### Instruction
Copy out each line that includes the word "PANIC".

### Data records

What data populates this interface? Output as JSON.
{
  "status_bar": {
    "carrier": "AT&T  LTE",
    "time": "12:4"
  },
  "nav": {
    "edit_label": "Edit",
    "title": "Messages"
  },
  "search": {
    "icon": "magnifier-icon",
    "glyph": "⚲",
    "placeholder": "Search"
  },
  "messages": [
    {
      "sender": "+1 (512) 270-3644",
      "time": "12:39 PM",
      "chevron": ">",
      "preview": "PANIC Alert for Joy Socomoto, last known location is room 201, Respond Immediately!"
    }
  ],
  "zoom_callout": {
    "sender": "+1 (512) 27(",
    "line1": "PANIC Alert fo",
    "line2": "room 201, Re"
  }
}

### Output of the task
      "preview": "PANIC Alert for Joy Socomoto, last known location is room 201, Respond Immediately!"
    "line1": "PANIC Alert fo",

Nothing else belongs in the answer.